-- Begin Stored data --

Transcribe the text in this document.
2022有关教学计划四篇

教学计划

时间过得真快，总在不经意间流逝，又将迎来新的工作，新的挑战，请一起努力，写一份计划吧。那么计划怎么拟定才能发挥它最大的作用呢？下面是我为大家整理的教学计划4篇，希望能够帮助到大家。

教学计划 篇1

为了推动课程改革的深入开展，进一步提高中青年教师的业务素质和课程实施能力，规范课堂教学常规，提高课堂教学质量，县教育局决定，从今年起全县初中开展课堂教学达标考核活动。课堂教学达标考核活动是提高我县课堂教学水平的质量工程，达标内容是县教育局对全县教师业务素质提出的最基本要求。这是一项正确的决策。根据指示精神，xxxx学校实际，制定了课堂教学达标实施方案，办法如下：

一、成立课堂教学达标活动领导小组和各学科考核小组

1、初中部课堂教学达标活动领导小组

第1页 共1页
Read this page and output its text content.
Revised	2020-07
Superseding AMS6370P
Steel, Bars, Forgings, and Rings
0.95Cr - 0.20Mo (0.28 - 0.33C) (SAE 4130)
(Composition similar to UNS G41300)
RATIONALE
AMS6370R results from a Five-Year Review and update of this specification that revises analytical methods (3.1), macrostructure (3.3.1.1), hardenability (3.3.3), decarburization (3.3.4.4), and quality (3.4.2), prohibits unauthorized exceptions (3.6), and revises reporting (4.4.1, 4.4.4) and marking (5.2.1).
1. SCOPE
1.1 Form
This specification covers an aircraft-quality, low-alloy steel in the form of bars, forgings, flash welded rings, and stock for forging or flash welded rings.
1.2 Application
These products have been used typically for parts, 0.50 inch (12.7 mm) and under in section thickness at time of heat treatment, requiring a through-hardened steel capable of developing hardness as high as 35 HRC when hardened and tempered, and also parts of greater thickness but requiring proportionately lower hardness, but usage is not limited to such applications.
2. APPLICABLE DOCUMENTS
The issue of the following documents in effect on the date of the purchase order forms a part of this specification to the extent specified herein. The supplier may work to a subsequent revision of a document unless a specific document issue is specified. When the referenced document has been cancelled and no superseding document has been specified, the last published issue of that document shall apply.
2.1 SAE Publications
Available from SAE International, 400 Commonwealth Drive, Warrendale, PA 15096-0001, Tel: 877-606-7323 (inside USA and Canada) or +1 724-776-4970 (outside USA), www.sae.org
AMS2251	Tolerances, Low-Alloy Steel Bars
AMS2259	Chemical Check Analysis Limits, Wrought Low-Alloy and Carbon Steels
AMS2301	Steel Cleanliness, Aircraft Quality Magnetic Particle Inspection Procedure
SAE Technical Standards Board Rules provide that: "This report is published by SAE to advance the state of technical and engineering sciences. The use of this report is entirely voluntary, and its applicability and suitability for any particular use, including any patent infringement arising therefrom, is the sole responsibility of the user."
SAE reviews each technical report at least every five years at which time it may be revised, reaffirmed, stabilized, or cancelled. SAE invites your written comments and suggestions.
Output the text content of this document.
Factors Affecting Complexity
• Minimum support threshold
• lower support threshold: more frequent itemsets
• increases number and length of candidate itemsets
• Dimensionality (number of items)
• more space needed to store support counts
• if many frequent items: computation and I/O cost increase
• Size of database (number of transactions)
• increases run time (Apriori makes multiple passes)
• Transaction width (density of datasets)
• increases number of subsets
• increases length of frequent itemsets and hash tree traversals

-- End Stored data --

• _Directions_: Repeat all the entries word for word.

• _Written answer_:
Transcribe the text in this document.
2022有关教学计划四篇

教学计划

时间过得真快，总在不经意间流逝，又将迎来新的工作，新的挑战，请一起努力，写一份计划吧。那么计划怎么拟定才能发挥它最大的作用呢？下面是我为大家整理的教学计划4篇，希望能够帮助到大家。

教学计划 篇1

为了推动课程改革的深入开展，进一步提高中青年教师的业务素质和课程实施能力，规范课堂教学常规，提高课堂教学质量，县教育局决定，从今年起全县初中开展课堂教学达标考核活动。课堂教学达标考核活动是提高我县课堂教学水平的质量工程，达标内容是县教育局对全县教师业务素质提出的最基本要求。这是一项正确的决策。根据指示精神，xxxx学校实际，制定了课堂教学达标实施方案，办法如下：

一、成立课堂教学达标活动领导小组和各学科考核小组

1、初中部课堂教学达标活动领导小组

第1页 共1页
Read this page and output its text content.
Revised	2020-07
Superseding AMS6370P
Steel, Bars, Forgings, and Rings
0.95Cr - 0.20Mo (0.28 - 0.33C) (SAE 4130)
(Composition similar to UNS G41300)
RATIONALE
AMS6370R results from a Five-Year Review and update of this specification that revises analytical methods (3.1), macrostructure (3.3.1.1), hardenability (3.3.3), decarburization (3.3.4.4), and quality (3.4.2), prohibits unauthorized exceptions (3.6), and revises reporting (4.4.1, 4.4.4) and marking (5.2.1).
1. SCOPE
1.1 Form
This specification covers an aircraft-quality, low-alloy steel in the form of bars, forgings, flash welded rings, and stock for forging or flash welded rings.
1.2 Application
These products have been used typically for parts, 0.50 inch (12.7 mm) and under in section thickness at time of heat treatment, requiring a through-hardened steel capable of developing hardness as high as 35 HRC when hardened and tempered, and also parts of greater thickness but requiring proportionately lower hardness, but usage is not limited to such applications.
2. APPLICABLE DOCUMENTS
The issue of the following documents in effect on the date of the purchase order forms a part of this specification to the extent specified herein. The supplier may work to a subsequent revision of a document unless a specific document issue is specified. When the referenced document has been cancelled and no superseding document has been specified, the last published issue of that document shall apply.
2.1 SAE Publications
Available from SAE International, 400 Commonwealth Drive, Warrendale, PA 15096-0001, Tel: 877-606-7323 (inside USA and Canada) or +1 724-776-4970 (outside USA), www.sae.org
AMS2251	Tolerances, Low-Alloy Steel Bars
AMS2259	Chemical Check Analysis Limits, Wrought Low-Alloy and Carbon Steels
AMS2301	Steel Cleanliness, Aircraft Quality Magnetic Particle Inspection Procedure
SAE Technical Standards Board Rules provide that: "This report is published by SAE to advance the state of technical and engineering sciences. The use of this report is entirely voluntary, and its applicability and suitability for any particular use, including any patent infringement arising therefrom, is the sole responsibility of the user."
SAE reviews each technical report at least every five years at which time it may be revised, reaffirmed, stabilized, or cancelled. SAE invites your written comments and suggestions.
Output the text content of this document.
Factors Affecting Complexity
• Minimum support threshold
• lower support threshold: more frequent itemsets
• increases number and length of candidate itemsets
• Dimensionality (number of items)
• more space needed to store support counts
• if many frequent items: computation and I/O cost increase
• Size of database (number of transactions)
• increases run time (Apriori makes multiple passes)
• Transaction width (density of datasets)
• increases number of subsets
• increases length of frequent itemsets and hash tree traversals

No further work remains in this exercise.